Instructions:
[a] Render this sentence from the passage about Foxconn and Lordstown into Spanish: "Fisker founder and chief executive Henrik Fisker has made outsourced manufacturing a key part of the business plan."
[b] Reproduce verbatim everything in the passage about Foxconn and Lordstown from "In the lawsuit" down to "contract manufacturer Magna.".
[c] Carry the passage about Foxconn and Lordstown forward, beginning after its final sentence.

Quoted text:

***

In the lawsuit and in public statements, Lordstown accused Foxconn of ignoring their agreements and not following through on promised investments. The suit is still ongoing.
Foxconn denied the accusations at the time, calling them “false comments and malicious attacks.” Foxconn said it had been trying to have “constructive negotiations” with Lordstown to help “in finding a solution to its financial difficulties.”
Foxconn is now in discussions with Fisker Automotive to build a small, relatively inexpensive hatchback EV called the PEAR – an acronym for Personal Electric Automotive Revolution – at the Lordstown plant, where the tractor is being built. Fisker founder and chief executive Henrik Fisker has made outsourced manufacturing a key part of the business plan. The Fisker Ocean SUV is already being made in Austria by the contract manufacturer Magna.

***

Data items
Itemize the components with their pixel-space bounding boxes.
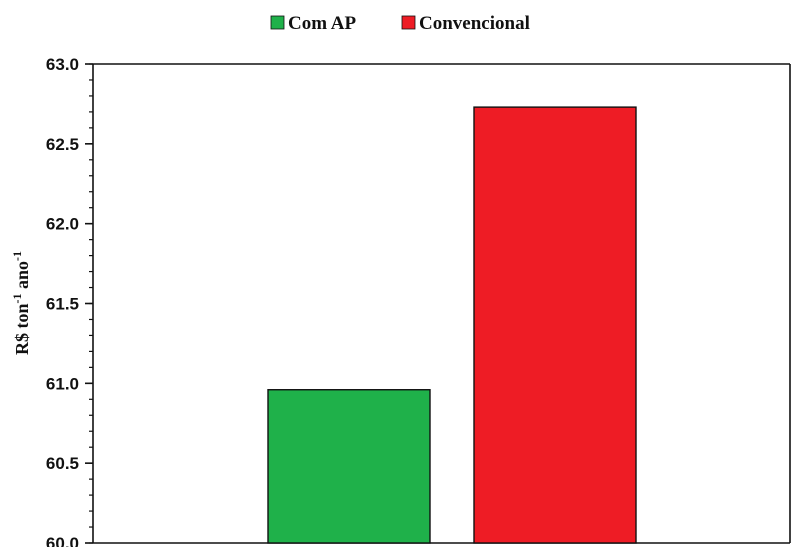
plot-area <box>92 63 791 544</box>
y-tick-label: 62.0 <box>46 215 79 234</box>
bars <box>267 106 637 544</box>
y-tick-label: 62.5 <box>46 135 79 154</box>
legend-swatch-convencional <box>401 15 416 30</box>
y-axis-title: R$ ton-1 ano-1 <box>10 251 32 355</box>
y-tick-label: 61.5 <box>46 295 79 314</box>
legend-label-com-ap: Com AP <box>288 13 356 34</box>
y-tick-label: 60.5 <box>46 454 79 473</box>
bar-convencional <box>473 106 637 544</box>
legend-swatch-com-ap <box>270 15 285 30</box>
y-axis-tick-labels: 60.0 60.5 61.0 61.5 62.0 62.5 63.0 <box>46 55 79 547</box>
y-tick-label: 61.0 <box>46 374 79 393</box>
legend: Com AP Convencional <box>270 13 530 34</box>
y-tick-label: 63.0 <box>46 55 79 74</box>
y-tick-label: 60.0 <box>46 534 79 547</box>
legend-label-convencional: Convencional <box>419 13 530 34</box>
bar-com-ap <box>267 389 431 544</box>
y-axis-ticks <box>85 63 93 544</box>
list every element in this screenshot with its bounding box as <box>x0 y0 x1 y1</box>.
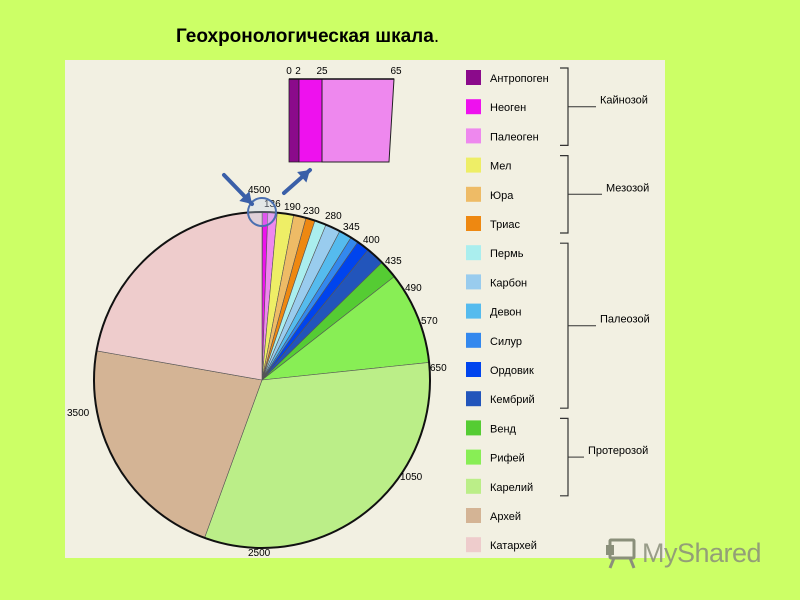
watermark-text: MyShared <box>642 537 762 568</box>
legend-item: Карбон <box>466 274 527 290</box>
boundary-label: 280 <box>325 211 342 222</box>
boundary-label: 490 <box>405 283 422 294</box>
boundary-label: 136 <box>264 199 281 210</box>
boundary-label: 1050 <box>400 472 423 483</box>
legend-item: Силур <box>466 332 522 348</box>
legend-item: Катархей <box>466 537 537 553</box>
boundary-label: 345 <box>343 222 360 233</box>
group-label: Мезозой <box>606 182 649 194</box>
slide-title: Геохронологическая шкала. <box>176 26 439 48</box>
legend-swatch <box>466 537 481 553</box>
legend-swatch <box>466 391 481 407</box>
slide-title-period: . <box>433 26 440 47</box>
inset-segment <box>321 78 395 163</box>
legend-swatch <box>466 362 481 377</box>
legend-label: Архей <box>490 511 521 523</box>
legend-item: Девон <box>466 303 521 319</box>
legend-swatch <box>466 303 481 319</box>
boundary-label: 3500 <box>67 408 90 419</box>
legend-swatch <box>466 332 481 348</box>
group-label: Протерозой <box>588 445 648 457</box>
inset-tick-label: 0 <box>286 66 292 77</box>
legend-label: Силур <box>490 336 522 348</box>
pie <box>93 211 431 549</box>
legend-swatch <box>466 216 481 231</box>
legend-item: Кембрий <box>466 391 535 407</box>
zoom-inset <box>288 78 395 163</box>
legend-item: Пермь <box>466 245 524 261</box>
group-label: Палеозой <box>600 314 650 326</box>
watermark: MyShared <box>604 536 762 570</box>
legend-item: Ордовик <box>466 362 534 377</box>
arrowhead <box>297 170 310 183</box>
legend-label: Антропоген <box>490 73 549 85</box>
boundary-label: 2500 <box>248 548 271 559</box>
inset-segment <box>288 78 300 163</box>
legend-swatch <box>466 70 481 85</box>
group-bracket: Палеозой <box>560 242 650 409</box>
boundary-label: 400 <box>363 235 380 246</box>
legend-item: Карелий <box>466 478 533 494</box>
arrowhead <box>239 191 252 204</box>
legend-item: Палеоген <box>466 128 539 144</box>
group-bracket: Кайнозой <box>560 67 648 146</box>
legend-label: Неоген <box>490 102 526 114</box>
group-label: Кайнозой <box>600 95 648 107</box>
legend-item: Триас <box>466 216 520 231</box>
legend-label: Кембрий <box>490 394 535 406</box>
legend-label: Карбон <box>490 277 527 289</box>
legend-label: Триас <box>490 219 520 231</box>
inset-tick-label: 2 <box>295 66 301 77</box>
legend-item: Мел <box>466 157 511 173</box>
arrow-to-inset <box>282 168 312 195</box>
legend-item: Антропоген <box>466 70 549 85</box>
legend-item: Неоген <box>466 99 526 115</box>
legend-label: Катархей <box>490 540 537 552</box>
legend-swatch <box>466 128 481 144</box>
legend-swatch <box>466 478 481 494</box>
legend-swatch <box>466 449 481 465</box>
magnifier-circle <box>247 197 277 227</box>
boundary-label: 4500 <box>248 185 271 196</box>
legend-label: Мел <box>490 161 511 173</box>
legend-label: Юра <box>490 190 514 202</box>
legend-swatch <box>466 186 481 202</box>
boundary-label: 435 <box>385 256 402 267</box>
legend-label: Девон <box>490 307 521 319</box>
legend-label: Венд <box>490 423 517 435</box>
legend-label: Пермь <box>490 248 524 260</box>
inset-tick-label: 65 <box>390 66 402 77</box>
legend-swatch <box>466 420 481 436</box>
legend-item: Юра <box>466 186 514 202</box>
group-bracket: Мезозой <box>560 155 649 234</box>
legend-swatch <box>466 274 481 290</box>
legend-item: Рифей <box>466 449 525 465</box>
slide-title-text: Геохронологическая шкала <box>176 26 434 47</box>
group-bracket: Протерозой <box>560 417 648 497</box>
legend-label: Рифей <box>490 453 525 465</box>
legend-swatch <box>466 157 481 173</box>
legend-label: Ордовик <box>490 365 534 377</box>
arrow-to-magnifier <box>222 173 254 206</box>
boundary-label: 230 <box>303 206 320 217</box>
legend-swatch <box>466 508 481 523</box>
boundary-label: 650 <box>430 363 447 374</box>
inset-tick-label: 25 <box>316 66 328 77</box>
boundary-label: 190 <box>284 202 301 213</box>
presentation-board-icon <box>606 538 636 569</box>
inset-segment <box>298 78 323 163</box>
legend-item: Архей <box>466 508 521 523</box>
legend-swatch <box>466 99 481 115</box>
legend-label: Палеоген <box>490 131 539 143</box>
legend-swatch <box>466 245 481 261</box>
legend-label: Карелий <box>490 482 533 494</box>
pie-outline <box>93 211 431 549</box>
boundary-label: 570 <box>421 316 438 327</box>
legend-item: Венд <box>466 420 517 436</box>
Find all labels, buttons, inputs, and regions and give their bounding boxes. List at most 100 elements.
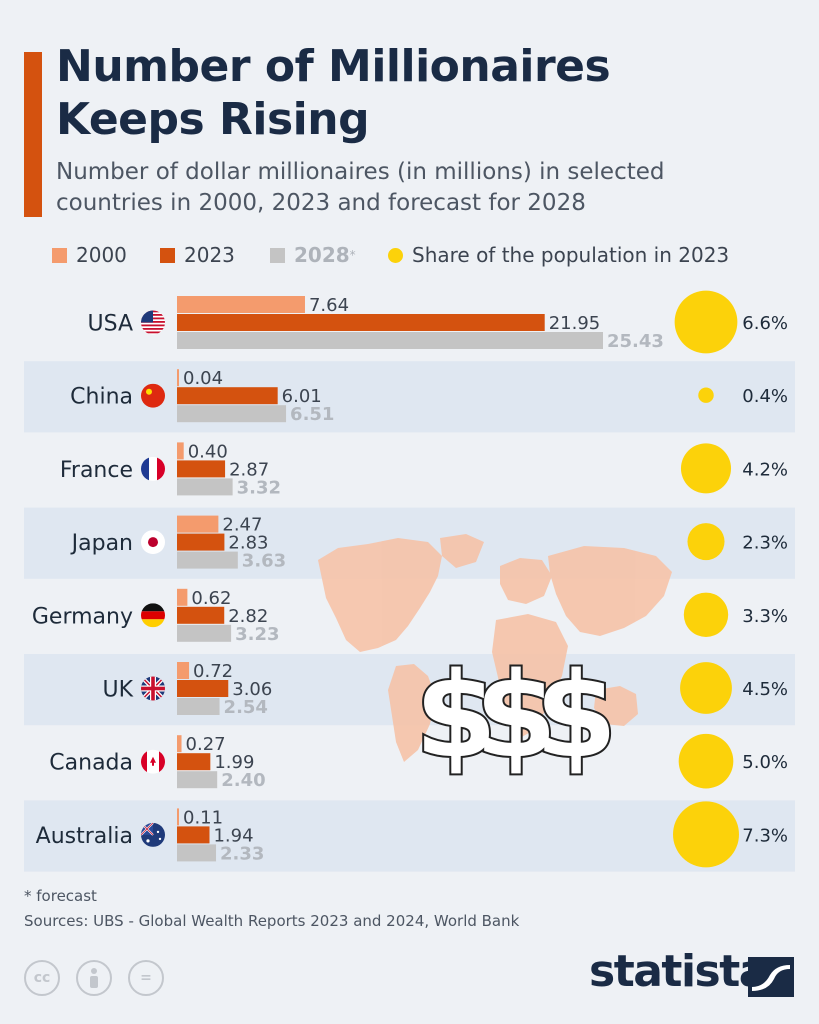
bar-value-label: 21.95 (549, 313, 601, 334)
bar (177, 460, 226, 478)
au-flag-icon (141, 822, 165, 847)
bar (177, 826, 210, 844)
legend-swatch-2023 (160, 247, 175, 263)
category-label: China (70, 385, 133, 410)
bar-value-label: 0.40 (188, 441, 228, 462)
legend-item-2028: 2028 * (270, 240, 356, 270)
share-value-label: 5.0% (742, 752, 788, 773)
bar (177, 314, 545, 331)
bar (177, 624, 232, 642)
bar (177, 369, 179, 387)
share-value-label: 2.3% (742, 533, 788, 554)
category-label: France (60, 458, 133, 483)
legend-label-2028: 2028 (294, 243, 350, 267)
bar (177, 680, 229, 697)
bar (177, 844, 217, 862)
bar-value-label: 25.43 (607, 331, 664, 352)
jp-flag-icon (141, 530, 165, 555)
statista-logo[interactable]: statista (589, 946, 768, 997)
source-note: Sources: UBS - Global Wealth Reports 202… (24, 912, 520, 930)
share-circle (674, 290, 738, 354)
bar (177, 753, 211, 771)
share-value-label: 3.3% (742, 606, 788, 627)
statista-logo-mark-icon (748, 957, 794, 997)
category-label: UK (102, 678, 133, 703)
chart-subtitle: Number of dollar millionaires (in millio… (56, 157, 796, 219)
share-circle (683, 592, 729, 637)
nd-icon-text: = (140, 970, 152, 986)
page-title: Number of Millionaires Keeps Rising (56, 40, 796, 146)
nd-license-icon[interactable]: = (128, 960, 164, 996)
bar (177, 606, 225, 624)
bar (177, 405, 287, 423)
subtitle-line-2: countries in 2000, 2023 and forecast for… (56, 190, 586, 216)
chart-legend: 2000 2023 2028 * Share of the population … (52, 240, 812, 270)
bar-value-label: 0.27 (186, 734, 226, 755)
share-circle (687, 523, 725, 561)
legend-item-2023: 2023 (160, 240, 235, 270)
title-accent-bar (24, 52, 42, 217)
bar-value-label: 6.51 (290, 404, 334, 425)
share-circle (678, 733, 734, 789)
map-asia (548, 546, 672, 636)
legend-swatch-2000 (52, 247, 67, 263)
dollar-signs-decoration: $$$ (415, 646, 610, 784)
bar-value-label: 0.11 (183, 807, 223, 828)
bar-value-label: 1.99 (214, 752, 254, 773)
share-circle (673, 801, 739, 868)
bar (177, 332, 603, 349)
share-value-label: 0.4% (742, 386, 788, 407)
bar (177, 478, 233, 496)
category-label: Australia (36, 824, 133, 849)
legend-label-2023: 2023 (184, 243, 235, 267)
bar (177, 771, 218, 789)
legend-forecast-mark: * (349, 248, 356, 262)
bar-value-label: 2.47 (222, 515, 262, 536)
footnote: * forecast (24, 887, 97, 905)
bar-value-label: 3.63 (242, 551, 286, 572)
share-value-label: 4.5% (742, 679, 788, 700)
map-greenland (440, 534, 484, 568)
cc-icon-text: cc (33, 970, 51, 986)
cc-license-icon[interactable]: cc (24, 960, 60, 996)
category-labels: USA China France Japan Germany UK Canada Austra… (32, 310, 165, 849)
bar-value-label: 2.87 (229, 459, 269, 480)
bar (177, 808, 179, 826)
bar (177, 698, 220, 715)
map-north-america (318, 538, 442, 652)
share-marks: 6.6% 0.4% 4.2% 2.3% 3.3% 4.5% 5.0% 7.3% (673, 290, 788, 868)
share-circle (680, 443, 732, 494)
bar-value-label: 2.33 (220, 843, 264, 864)
title-line-1: Number of Millionaires (56, 41, 611, 92)
share-value-label: 7.3% (742, 825, 788, 846)
category-label: Germany (32, 604, 133, 629)
map-south-america (388, 664, 436, 762)
bar (177, 296, 305, 313)
bar (177, 442, 184, 460)
share-circle (698, 387, 714, 403)
title-line-2: Keeps Rising (56, 94, 370, 145)
bar (177, 735, 182, 753)
bar-value-label: 3.23 (235, 624, 279, 645)
de-flag-icon (141, 603, 165, 628)
bar (177, 662, 190, 679)
cn-flag-icon (141, 383, 165, 408)
legend-item-share: Share of the population in 2023 (388, 240, 729, 270)
bar-value-label: 6.01 (282, 386, 322, 407)
bar (177, 588, 188, 606)
bar-value-label: 2.83 (228, 533, 268, 554)
row-band (24, 361, 795, 433)
bar-value-label: 0.72 (193, 661, 233, 682)
ca-flag-icon (141, 749, 165, 774)
subtitle-line-1: Number of dollar millionaires (in millio… (56, 159, 665, 185)
by-person-icon[interactable] (76, 960, 112, 996)
bar-value-label: 0.62 (191, 588, 231, 609)
map-australia (594, 686, 638, 726)
bar-value-label: 0.04 (183, 368, 223, 389)
fr-flag-icon (141, 456, 165, 481)
us-flag-icon (141, 310, 165, 335)
category-label: Canada (49, 751, 133, 776)
share-value-label: 4.2% (742, 459, 788, 480)
bar-value-label: 3.06 (232, 679, 272, 700)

***

The answers:
[a] El fundador y director ejecutivo de Fisker, Henrik Fisker, ha hecho de la fabricación subcontratada una parte clave del plan de negocio.

[b]
In the lawsuit and in public statements, Lordstown accused Foxconn of ignoring their agreements and not following through on promised investments. The suit is still ongoing.
Foxconn denied the accusations at the time, calling them “false comments and malicious attacks.” Foxconn said it had been trying to have “constructive negotiations” with Lordstown to help “in finding a solution to its financial difficulties.”
Foxconn is now in discussions with Fisker Automotive to build a small, relatively inexpensive hatchback EV called the PEAR – an acronym for Personal Electric Automotive Revolution – at the Lordstown plant, where the tractor is being built. Fisker founder and chief executive Henrik Fisker has made outsourced manufacturing a key part of the business plan. The Fisker Ocean SUV is already being made in Austria by the contract manufacturer Magna.

[c]
Foxconn is now building EVs in Taiwan and, besides Lordstown, has plans for EV manufacturing in other countries, as well. Unlike small, easily shippable items like smartphones, automobiles are mostly built close to where they are sold to reduce shipping costs. That’s why companies like Toyota, Kia, BMW and Mercedes-Benz have large factories in the United States.
The Lordstown plant gives Foxconn a huge advantage in the North American EV market, said analyst Sam Fiorani of Auto Forecast Solutions.
“Companies like Magna have toyed with the idea of building a factory in North America for this purpose,” he said, “and Foxconn just happened to run into a plant that had that space.”
Labor struggles
As Foxconn moves into the EV market and adds new manufacturing capabilities, Liu has to ensure that the company’s well-known labor issues remain in the rearview mirror.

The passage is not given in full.